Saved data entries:
* * * * * * * * *

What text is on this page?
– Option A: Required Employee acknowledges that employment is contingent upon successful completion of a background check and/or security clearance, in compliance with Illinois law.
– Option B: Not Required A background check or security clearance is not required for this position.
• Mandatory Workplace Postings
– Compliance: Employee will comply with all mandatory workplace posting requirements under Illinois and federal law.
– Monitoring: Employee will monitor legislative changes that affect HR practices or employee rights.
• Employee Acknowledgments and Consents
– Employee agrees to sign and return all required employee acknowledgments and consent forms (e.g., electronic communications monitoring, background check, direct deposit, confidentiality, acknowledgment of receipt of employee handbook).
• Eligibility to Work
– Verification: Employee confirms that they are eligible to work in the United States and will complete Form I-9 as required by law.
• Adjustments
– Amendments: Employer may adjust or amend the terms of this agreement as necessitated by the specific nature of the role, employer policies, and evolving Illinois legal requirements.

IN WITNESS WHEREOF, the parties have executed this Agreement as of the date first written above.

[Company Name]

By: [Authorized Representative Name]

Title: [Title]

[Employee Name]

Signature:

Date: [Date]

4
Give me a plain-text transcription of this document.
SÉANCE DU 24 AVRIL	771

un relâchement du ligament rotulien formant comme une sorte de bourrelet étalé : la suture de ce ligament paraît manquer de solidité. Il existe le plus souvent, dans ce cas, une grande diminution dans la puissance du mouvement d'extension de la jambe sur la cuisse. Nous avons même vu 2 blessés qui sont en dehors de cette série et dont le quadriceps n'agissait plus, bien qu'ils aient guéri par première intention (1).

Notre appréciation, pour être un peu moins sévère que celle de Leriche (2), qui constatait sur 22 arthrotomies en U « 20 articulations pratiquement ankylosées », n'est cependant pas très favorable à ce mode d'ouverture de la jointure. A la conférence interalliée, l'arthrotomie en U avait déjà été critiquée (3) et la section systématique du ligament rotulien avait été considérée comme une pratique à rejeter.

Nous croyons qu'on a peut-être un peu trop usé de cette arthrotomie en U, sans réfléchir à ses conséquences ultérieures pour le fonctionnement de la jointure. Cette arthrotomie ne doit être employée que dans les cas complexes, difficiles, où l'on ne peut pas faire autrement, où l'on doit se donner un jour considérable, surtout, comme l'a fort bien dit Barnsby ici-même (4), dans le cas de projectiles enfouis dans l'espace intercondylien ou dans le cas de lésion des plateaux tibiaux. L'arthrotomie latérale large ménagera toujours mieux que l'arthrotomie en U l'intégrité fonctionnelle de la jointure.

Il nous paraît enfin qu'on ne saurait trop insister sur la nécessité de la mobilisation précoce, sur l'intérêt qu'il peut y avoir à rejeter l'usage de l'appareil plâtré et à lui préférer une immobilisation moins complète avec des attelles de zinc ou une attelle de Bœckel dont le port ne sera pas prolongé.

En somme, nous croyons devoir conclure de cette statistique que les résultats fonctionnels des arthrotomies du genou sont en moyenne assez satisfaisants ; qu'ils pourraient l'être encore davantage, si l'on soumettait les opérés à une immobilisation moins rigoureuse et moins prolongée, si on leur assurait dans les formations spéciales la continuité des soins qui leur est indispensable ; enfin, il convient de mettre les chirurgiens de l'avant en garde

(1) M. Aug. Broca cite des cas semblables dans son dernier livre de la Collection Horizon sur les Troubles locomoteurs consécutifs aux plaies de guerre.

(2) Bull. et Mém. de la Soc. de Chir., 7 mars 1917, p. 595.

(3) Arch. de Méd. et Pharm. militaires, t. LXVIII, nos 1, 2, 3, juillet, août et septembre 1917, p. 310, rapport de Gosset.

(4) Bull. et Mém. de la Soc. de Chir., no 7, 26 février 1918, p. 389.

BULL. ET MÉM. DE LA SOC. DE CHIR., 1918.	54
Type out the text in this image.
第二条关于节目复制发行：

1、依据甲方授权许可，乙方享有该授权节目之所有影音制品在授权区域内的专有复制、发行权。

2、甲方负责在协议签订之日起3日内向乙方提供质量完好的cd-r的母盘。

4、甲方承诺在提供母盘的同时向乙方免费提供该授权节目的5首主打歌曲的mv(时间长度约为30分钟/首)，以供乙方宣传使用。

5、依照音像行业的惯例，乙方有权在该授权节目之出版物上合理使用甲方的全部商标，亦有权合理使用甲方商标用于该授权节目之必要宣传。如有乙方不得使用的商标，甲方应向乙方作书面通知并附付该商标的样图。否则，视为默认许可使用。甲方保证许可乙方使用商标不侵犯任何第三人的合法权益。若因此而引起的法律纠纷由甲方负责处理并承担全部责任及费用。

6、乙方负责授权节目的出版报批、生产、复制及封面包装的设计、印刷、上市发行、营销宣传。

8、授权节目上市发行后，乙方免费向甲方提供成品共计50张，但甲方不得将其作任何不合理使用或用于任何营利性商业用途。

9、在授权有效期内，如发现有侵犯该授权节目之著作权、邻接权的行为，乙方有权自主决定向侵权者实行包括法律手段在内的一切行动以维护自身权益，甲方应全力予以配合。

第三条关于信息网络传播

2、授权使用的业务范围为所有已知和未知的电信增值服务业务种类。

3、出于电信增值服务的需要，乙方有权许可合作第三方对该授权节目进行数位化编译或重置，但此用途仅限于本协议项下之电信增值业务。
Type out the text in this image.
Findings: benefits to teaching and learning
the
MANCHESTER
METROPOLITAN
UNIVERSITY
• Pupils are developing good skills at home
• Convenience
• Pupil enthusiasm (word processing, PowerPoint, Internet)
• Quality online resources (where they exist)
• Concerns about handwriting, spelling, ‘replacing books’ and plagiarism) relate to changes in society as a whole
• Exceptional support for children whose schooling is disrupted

* * * * * * * * *

▶ [WHAT THE TASK REQUIRES]
Every record above should be copied exactly.

▶ [EXPECTED ANSWER]
What text is on this page?
– Option A: Required Employee acknowledges that employment is contingent upon successful completion of a background check and/or security clearance, in compliance with Illinois law.
– Option B: Not Required A background check or security clearance is not required for this position.
• Mandatory Workplace Postings
– Compliance: Employee will comply with all mandatory workplace posting requirements under Illinois and federal law.
– Monitoring: Employee will monitor legislative changes that affect HR practices or employee rights.
• Employee Acknowledgments and Consents
– Employee agrees to sign and return all required employee acknowledgments and consent forms (e.g., electronic communications monitoring, background check, direct deposit, confidentiality, acknowledgment of receipt of employee handbook).
• Eligibility to Work
– Verification: Employee confirms that they are eligible to work in the United States and will complete Form I-9 as required by law.
• Adjustments
– Amendments: Employer may adjust or amend the terms of this agreement as necessitated by the specific nature of the role, employer policies, and evolving Illinois legal requirements.

IN WITNESS WHEREOF, the parties have executed this Agreement as of the date first written above.

[Company Name]

By: [Authorized Representative Name]

Title: [Title]

[Employee Name]

Signature:

Date: [Date]

4
Give me a plain-text transcription of this document.
SÉANCE DU 24 AVRIL	771

un relâchement du ligament rotulien formant comme une sorte de bourrelet étalé : la suture de ce ligament paraît manquer de solidité. Il existe le plus souvent, dans ce cas, une grande diminution dans la puissance du mouvement d'extension de la jambe sur la cuisse. Nous avons même vu 2 blessés qui sont en dehors de cette série et dont le quadriceps n'agissait plus, bien qu'ils aient guéri par première intention (1).

Notre appréciation, pour être un peu moins sévère que celle de Leriche (2), qui constatait sur 22 arthrotomies en U « 20 articulations pratiquement ankylosées », n'est cependant pas très favorable à ce mode d'ouverture de la jointure. A la conférence interalliée, l'arthrotomie en U avait déjà été critiquée (3) et la section systématique du ligament rotulien avait été considérée comme une pratique à rejeter.

Nous croyons qu'on a peut-être un peu trop usé de cette arthrotomie en U, sans réfléchir à ses conséquences ultérieures pour le fonctionnement de la jointure. Cette arthrotomie ne doit être employée que dans les cas complexes, difficiles, où l'on ne peut pas faire autrement, où l'on doit se donner un jour considérable, surtout, comme l'a fort bien dit Barnsby ici-même (4), dans le cas de projectiles enfouis dans l'espace intercondylien ou dans le cas de lésion des plateaux tibiaux. L'arthrotomie latérale large ménagera toujours mieux que l'arthrotomie en U l'intégrité fonctionnelle de la jointure.

Il nous paraît enfin qu'on ne saurait trop insister sur la nécessité de la mobilisation précoce, sur l'intérêt qu'il peut y avoir à rejeter l'usage de l'appareil plâtré et à lui préférer une immobilisation moins complète avec des attelles de zinc ou une attelle de Bœckel dont le port ne sera pas prolongé.

En somme, nous croyons devoir conclure de cette statistique que les résultats fonctionnels des arthrotomies du genou sont en moyenne assez satisfaisants ; qu'ils pourraient l'être encore davantage, si l'on soumettait les opérés à une immobilisation moins rigoureuse et moins prolongée, si on leur assurait dans les formations spéciales la continuité des soins qui leur est indispensable ; enfin, il convient de mettre les chirurgiens de l'avant en garde

(1) M. Aug. Broca cite des cas semblables dans son dernier livre de la Collection Horizon sur les Troubles locomoteurs consécutifs aux plaies de guerre.

(2) Bull. et Mém. de la Soc. de Chir., 7 mars 1917, p. 595.

(3) Arch. de Méd. et Pharm. militaires, t. LXVIII, nos 1, 2, 3, juillet, août et septembre 1917, p. 310, rapport de Gosset.

(4) Bull. et Mém. de la Soc. de Chir., no 7, 26 février 1918, p. 389.

BULL. ET MÉM. DE LA SOC. DE CHIR., 1918.	54
Type out the text in this image.
第二条关于节目复制发行：

1、依据甲方授权许可，乙方享有该授权节目之所有影音制品在授权区域内的专有复制、发行权。

2、甲方负责在协议签订之日起3日内向乙方提供质量完好的cd-r的母盘。

4、甲方承诺在提供母盘的同时向乙方免费提供该授权节目的5首主打歌曲的mv(时间长度约为30分钟/首)，以供乙方宣传使用。

5、依照音像行业的惯例，乙方有权在该授权节目之出版物上合理使用甲方的全部商标，亦有权合理使用甲方商标用于该授权节目之必要宣传。如有乙方不得使用的商标，甲方应向乙方作书面通知并附付该商标的样图。否则，视为默认许可使用。甲方保证许可乙方使用商标不侵犯任何第三人的合法权益。若因此而引起的法律纠纷由甲方负责处理并承担全部责任及费用。

6、乙方负责授权节目的出版报批、生产、复制及封面包装的设计、印刷、上市发行、营销宣传。

8、授权节目上市发行后，乙方免费向甲方提供成品共计50张，但甲方不得将其作任何不合理使用或用于任何营利性商业用途。

9、在授权有效期内，如发现有侵犯该授权节目之著作权、邻接权的行为，乙方有权自主决定向侵权者实行包括法律手段在内的一切行动以维护自身权益，甲方应全力予以配合。

第三条关于信息网络传播

2、授权使用的业务范围为所有已知和未知的电信增值服务业务种类。

3、出于电信增值服务的需要，乙方有权许可合作第三方对该授权节目进行数位化编译或重置，但此用途仅限于本协议项下之电信增值业务。
Type out the text in this image.
Findings: benefits to teaching and learning
the
MANCHESTER
METROPOLITAN
UNIVERSITY
• Pupils are developing good skills at home
• Convenience
• Pupil enthusiasm (word processing, PowerPoint, Internet)
• Quality online resources (where they exist)
• Concerns about handwriting, spelling, ‘replacing books’ and plagiarism) relate to changes in society as a whole
• Exceptional support for children whose schooling is disrupted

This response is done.